In the records below, find each line with the word "label" and copy it.

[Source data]
────────────────────

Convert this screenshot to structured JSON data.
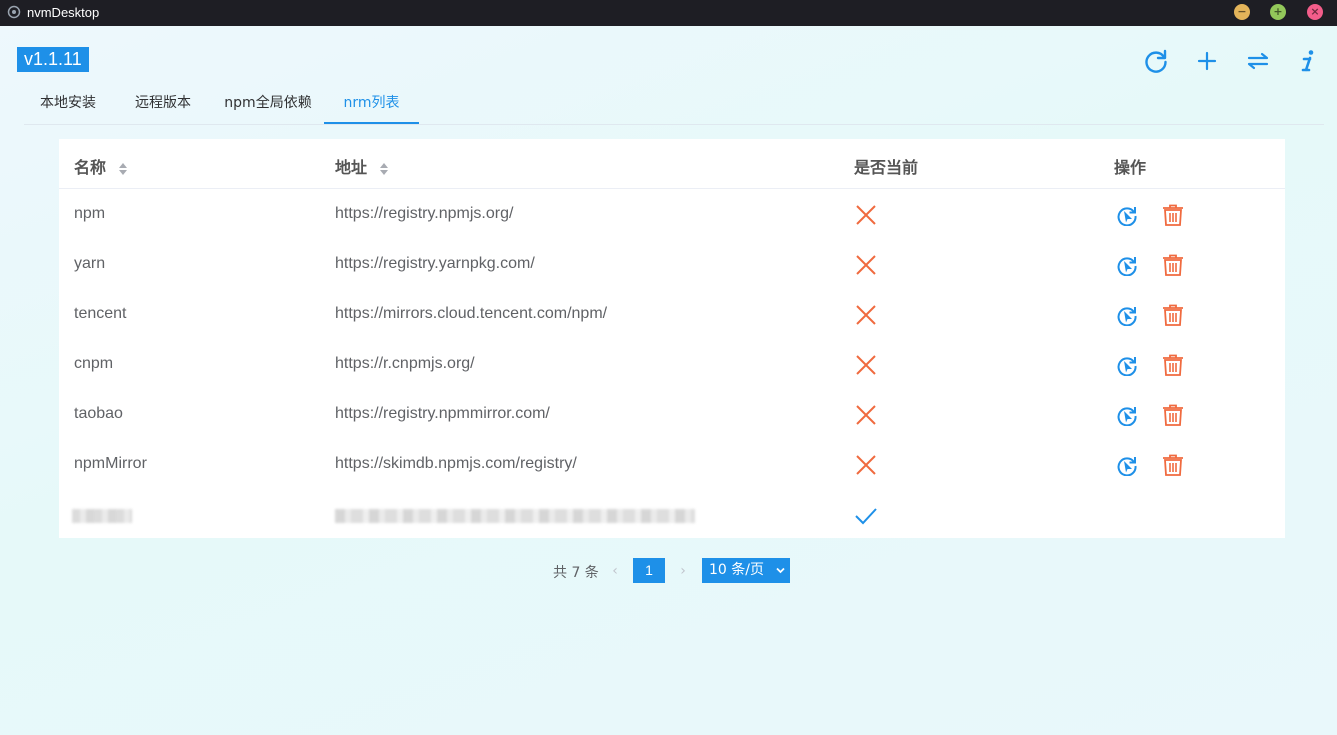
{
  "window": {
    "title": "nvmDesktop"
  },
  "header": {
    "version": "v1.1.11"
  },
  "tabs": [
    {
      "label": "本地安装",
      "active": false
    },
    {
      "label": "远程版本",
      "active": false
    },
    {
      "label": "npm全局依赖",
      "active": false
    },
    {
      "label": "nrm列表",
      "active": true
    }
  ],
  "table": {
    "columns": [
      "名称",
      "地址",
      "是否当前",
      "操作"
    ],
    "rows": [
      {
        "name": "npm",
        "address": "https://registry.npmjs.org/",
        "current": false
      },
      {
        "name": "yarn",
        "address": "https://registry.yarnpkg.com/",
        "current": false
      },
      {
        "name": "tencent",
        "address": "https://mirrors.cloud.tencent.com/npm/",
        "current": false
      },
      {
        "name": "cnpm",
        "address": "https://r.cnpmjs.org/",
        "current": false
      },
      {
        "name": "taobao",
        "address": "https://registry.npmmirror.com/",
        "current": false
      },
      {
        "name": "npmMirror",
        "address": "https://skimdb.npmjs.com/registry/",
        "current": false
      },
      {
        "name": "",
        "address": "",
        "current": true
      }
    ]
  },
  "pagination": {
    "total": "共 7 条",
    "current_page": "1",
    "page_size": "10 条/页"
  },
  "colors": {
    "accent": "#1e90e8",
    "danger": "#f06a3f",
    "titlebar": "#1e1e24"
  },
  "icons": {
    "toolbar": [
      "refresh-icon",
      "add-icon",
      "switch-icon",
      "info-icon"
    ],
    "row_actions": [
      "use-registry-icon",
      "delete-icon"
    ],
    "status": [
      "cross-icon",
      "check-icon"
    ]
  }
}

────────────────────

> [RESPONSE TO THIS EXERCISE]
      "label": "本地安装",
      "label": "远程版本",
      "label": "npm全局依赖",
      "label": "nrm列表",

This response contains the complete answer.